STATED PROBLEM: Copy all the material below, exactly as it stands.

DATA FOR THIS EXERCISE:

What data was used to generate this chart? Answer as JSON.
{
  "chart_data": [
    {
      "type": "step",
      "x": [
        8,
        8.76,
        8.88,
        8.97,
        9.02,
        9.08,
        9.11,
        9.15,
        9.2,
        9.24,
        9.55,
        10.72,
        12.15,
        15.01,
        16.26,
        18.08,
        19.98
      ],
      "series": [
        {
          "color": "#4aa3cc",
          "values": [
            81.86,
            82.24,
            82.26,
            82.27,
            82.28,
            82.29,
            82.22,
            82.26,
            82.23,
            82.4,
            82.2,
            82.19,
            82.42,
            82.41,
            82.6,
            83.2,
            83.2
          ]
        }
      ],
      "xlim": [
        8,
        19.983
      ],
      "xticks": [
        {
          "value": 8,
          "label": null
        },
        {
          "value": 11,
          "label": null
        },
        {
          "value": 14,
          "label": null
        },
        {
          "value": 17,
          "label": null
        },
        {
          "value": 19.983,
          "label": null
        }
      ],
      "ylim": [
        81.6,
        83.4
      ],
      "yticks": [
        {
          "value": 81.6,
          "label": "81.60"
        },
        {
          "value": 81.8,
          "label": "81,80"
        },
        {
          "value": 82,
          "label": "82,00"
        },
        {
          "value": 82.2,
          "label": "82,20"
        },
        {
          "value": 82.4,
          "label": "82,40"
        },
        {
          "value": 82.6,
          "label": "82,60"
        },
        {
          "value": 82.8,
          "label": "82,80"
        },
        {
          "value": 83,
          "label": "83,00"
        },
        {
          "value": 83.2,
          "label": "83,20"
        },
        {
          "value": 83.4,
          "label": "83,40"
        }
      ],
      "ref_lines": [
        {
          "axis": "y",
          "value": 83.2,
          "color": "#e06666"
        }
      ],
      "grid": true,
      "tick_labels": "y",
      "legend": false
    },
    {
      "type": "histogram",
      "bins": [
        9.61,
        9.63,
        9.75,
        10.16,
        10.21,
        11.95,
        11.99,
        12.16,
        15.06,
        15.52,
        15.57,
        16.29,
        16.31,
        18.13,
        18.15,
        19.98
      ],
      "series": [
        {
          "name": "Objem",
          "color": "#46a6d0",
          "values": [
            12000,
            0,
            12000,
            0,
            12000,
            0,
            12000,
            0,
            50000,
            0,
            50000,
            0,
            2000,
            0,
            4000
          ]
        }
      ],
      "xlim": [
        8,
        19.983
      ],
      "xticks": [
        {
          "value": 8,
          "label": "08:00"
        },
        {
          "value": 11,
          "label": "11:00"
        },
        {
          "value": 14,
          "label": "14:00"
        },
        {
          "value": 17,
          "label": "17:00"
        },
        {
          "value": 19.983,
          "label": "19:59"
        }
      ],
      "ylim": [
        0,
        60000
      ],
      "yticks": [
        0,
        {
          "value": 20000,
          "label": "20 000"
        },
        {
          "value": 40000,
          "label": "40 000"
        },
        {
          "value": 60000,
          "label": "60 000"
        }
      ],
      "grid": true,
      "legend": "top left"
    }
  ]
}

ANSWER IN FULL:
What data was used to generate this chart? Answer as JSON.
{
  "chart_data": [
    {
      "type": "step",
      "x": [
        8,
        8.76,
        8.88,
        8.97,
        9.02,
        9.08,
        9.11,
        9.15,
        9.2,
        9.24,
        9.55,
        10.72,
        12.15,
        15.01,
        16.26,
        18.08,
        19.98
      ],
      "series": [
        {
          "color": "#4aa3cc",
          "values": [
            81.86,
            82.24,
            82.26,
            82.27,
            82.28,
            82.29,
            82.22,
            82.26,
            82.23,
            82.4,
            82.2,
            82.19,
            82.42,
            82.41,
            82.6,
            83.2,
            83.2
          ]
        }
      ],
      "xlim": [
        8,
        19.983
      ],
      "xticks": [
        {
          "value": 8,
          "label": null
        },
        {
          "value": 11,
          "label": null
        },
        {
          "value": 14,
          "label": null
        },
        {
          "value": 17,
          "label": null
        },
        {
          "value": 19.983,
          "label": null
        }
      ],
      "ylim": [
        81.6,
        83.4
      ],
      "yticks": [
        {
          "value": 81.6,
          "label": "81.60"
        },
        {
          "value": 81.8,
          "label": "81,80"
        },
        {
          "value": 82,
          "label": "82,00"
        },
        {
          "value": 82.2,
          "label": "82,20"
        },
        {
          "value": 82.4,
          "label": "82,40"
        },
        {
          "value": 82.6,
          "label": "82,60"
        },
        {
          "value": 82.8,
          "label": "82,80"
        },
        {
          "value": 83,
          "label": "83,00"
        },
        {
          "value": 83.2,
          "label": "83,20"
        },
        {
          "value": 83.4,
          "label": "83,40"
        }
      ],
      "ref_lines": [
        {
          "axis": "y",
          "value": 83.2,
          "color": "#e06666"
        }
      ],
      "grid": true,
      "tick_labels": "y",
      "legend": false
    },
    {
      "type": "histogram",
      "bins": [
        9.61,
        9.63,
        9.75,
        10.16,
        10.21,
        11.95,
        11.99,
        12.16,
        15.06,
        15.52,
        15.57,
        16.29,
        16.31,
        18.13,
        18.15,
        19.98
      ],
      "series": [
        {
          "name": "Objem",
          "color": "#46a6d0",
          "values": [
            12000,
            0,
            12000,
            0,
            12000,
            0,
            12000,
            0,
            50000,
            0,
            50000,
            0,
            2000,
            0,
            4000
          ]
        }
      ],
      "xlim": [
        8,
        19.983
      ],
      "xticks": [
        {
          "value": 8,
          "label": "08:00"
        },
        {
          "value": 11,
          "label": "11:00"
        },
        {
          "value": 14,
          "label": "14:00"
        },
        {
          "value": 17,
          "label": "17:00"
        },
        {
          "value": 19.983,
          "label": "19:59"
        }
      ],
      "ylim": [
        0,
        60000
      ],
      "yticks": [
        0,
        {
          "value": 20000,
          "label": "20 000"
        },
        {
          "value": 40000,
          "label": "40 000"
        },
        {
          "value": 60000,
          "label": "60 000"
        }
      ],
      "grid": true,
      "legend": "top left"
    }
  ]
}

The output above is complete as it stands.